Instructions to follow: Return each line containing "JSON".
— start of Listing —
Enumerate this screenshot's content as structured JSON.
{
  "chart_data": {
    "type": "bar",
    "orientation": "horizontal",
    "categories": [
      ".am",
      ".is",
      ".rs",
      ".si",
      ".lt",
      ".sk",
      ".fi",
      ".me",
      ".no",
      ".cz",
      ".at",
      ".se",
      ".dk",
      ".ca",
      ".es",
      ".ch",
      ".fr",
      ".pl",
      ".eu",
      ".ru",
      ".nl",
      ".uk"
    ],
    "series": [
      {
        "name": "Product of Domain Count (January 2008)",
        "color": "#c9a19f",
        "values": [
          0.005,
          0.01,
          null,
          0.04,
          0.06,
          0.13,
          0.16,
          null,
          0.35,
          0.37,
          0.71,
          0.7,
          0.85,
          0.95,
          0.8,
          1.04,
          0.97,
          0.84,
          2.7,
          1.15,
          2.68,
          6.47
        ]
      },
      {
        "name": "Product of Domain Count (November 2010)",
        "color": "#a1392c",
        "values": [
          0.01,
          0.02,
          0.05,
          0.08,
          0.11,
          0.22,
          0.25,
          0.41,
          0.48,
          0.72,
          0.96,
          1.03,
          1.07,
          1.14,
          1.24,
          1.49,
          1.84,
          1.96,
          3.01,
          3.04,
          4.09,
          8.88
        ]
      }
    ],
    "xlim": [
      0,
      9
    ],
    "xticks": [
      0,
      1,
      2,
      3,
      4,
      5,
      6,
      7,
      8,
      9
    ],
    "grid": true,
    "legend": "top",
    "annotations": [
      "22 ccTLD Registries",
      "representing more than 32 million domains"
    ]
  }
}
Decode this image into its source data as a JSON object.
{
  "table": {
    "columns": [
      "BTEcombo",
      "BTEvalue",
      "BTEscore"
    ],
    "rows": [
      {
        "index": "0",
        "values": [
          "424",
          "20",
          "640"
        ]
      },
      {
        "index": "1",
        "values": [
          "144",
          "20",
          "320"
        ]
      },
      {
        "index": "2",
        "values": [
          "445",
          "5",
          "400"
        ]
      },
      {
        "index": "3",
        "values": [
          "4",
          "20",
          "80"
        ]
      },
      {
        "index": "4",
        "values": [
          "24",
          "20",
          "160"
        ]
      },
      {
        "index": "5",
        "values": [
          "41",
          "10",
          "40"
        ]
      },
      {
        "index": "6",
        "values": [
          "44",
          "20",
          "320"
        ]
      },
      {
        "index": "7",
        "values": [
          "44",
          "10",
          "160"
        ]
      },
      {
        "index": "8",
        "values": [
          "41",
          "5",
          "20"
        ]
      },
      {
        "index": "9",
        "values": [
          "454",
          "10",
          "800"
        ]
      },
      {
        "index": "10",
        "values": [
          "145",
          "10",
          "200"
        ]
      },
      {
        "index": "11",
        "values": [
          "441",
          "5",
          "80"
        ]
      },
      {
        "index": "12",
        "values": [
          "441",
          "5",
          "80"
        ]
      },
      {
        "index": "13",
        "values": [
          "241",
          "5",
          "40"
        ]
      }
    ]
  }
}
— end of Listing —
Exercise result:
Enumerate this screenshot's content as structured JSON.
Decode this image into its source data as a JSON object.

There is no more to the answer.